Aim —
Word for word, give the material below again, minus any images.

Task data —
• • • • • • •

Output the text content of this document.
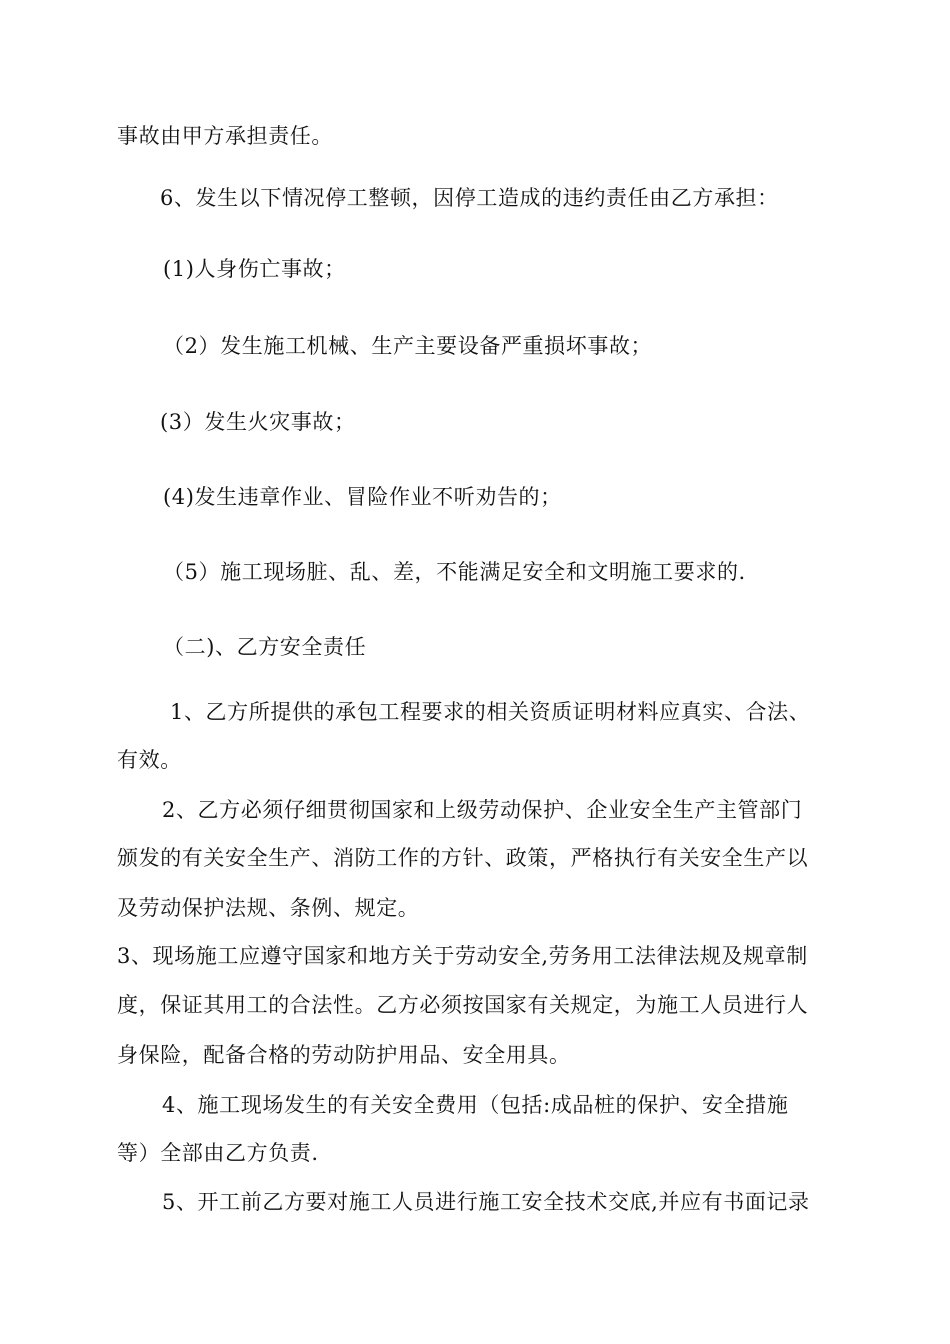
事故由甲方承担责任。
6、发生以下情况停工整顿，因停工造成的违约责任由乙方承担：
(1)人身伤亡事故；
（2）发生施工机械、生产主要设备严重损坏事故；
(3）发生火灾事故；
(4)发生违章作业、冒险作业不听劝告的；
（5）施工现场脏、乱、差，不能满足安全和文明施工要求的.
（二)、乙方安全责任
1、乙方所提供的承包工程要求的相关资质证明材料应真实、合法、
有效。
2、乙方必须仔细贯彻国家和上级劳动保护、企业安全生产主管部门
颁发的有关安全生产、消防工作的方针、政策，严格执行有关安全生产以
及劳动保护法规、条例、规定。
3、现场施工应遵守国家和地方关于劳动安全,劳务用工法律法规及规章制
度，保证其用工的合法性。乙方必须按国家有关规定，为施工人员进行人
身保险，配备合格的劳动防护用品、安全用具。
4、施工现场发生的有关安全费用（包括:成品桩的保护、安全措施
等）全部由乙方负责.
5、开工前乙方要对施工人员进行施工安全技术交底,并应有书面记录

• • • • • • •

Task solution —
Output the text content of this document.
事故由甲方承担责任。
6、发生以下情况停工整顿，因停工造成的违约责任由乙方承担：
(1)人身伤亡事故；
（2）发生施工机械、生产主要设备严重损坏事故；
(3）发生火灾事故；
(4)发生违章作业、冒险作业不听劝告的；
（5）施工现场脏、乱、差，不能满足安全和文明施工要求的.
（二)、乙方安全责任
1、乙方所提供的承包工程要求的相关资质证明材料应真实、合法、
有效。
2、乙方必须仔细贯彻国家和上级劳动保护、企业安全生产主管部门
颁发的有关安全生产、消防工作的方针、政策，严格执行有关安全生产以
及劳动保护法规、条例、规定。
3、现场施工应遵守国家和地方关于劳动安全,劳务用工法律法规及规章制
度，保证其用工的合法性。乙方必须按国家有关规定，为施工人员进行人
身保险，配备合格的劳动防护用品、安全用具。
4、施工现场发生的有关安全费用（包括:成品桩的保护、安全措施
等）全部由乙方负责.
5、开工前乙方要对施工人员进行施工安全技术交底,并应有书面记录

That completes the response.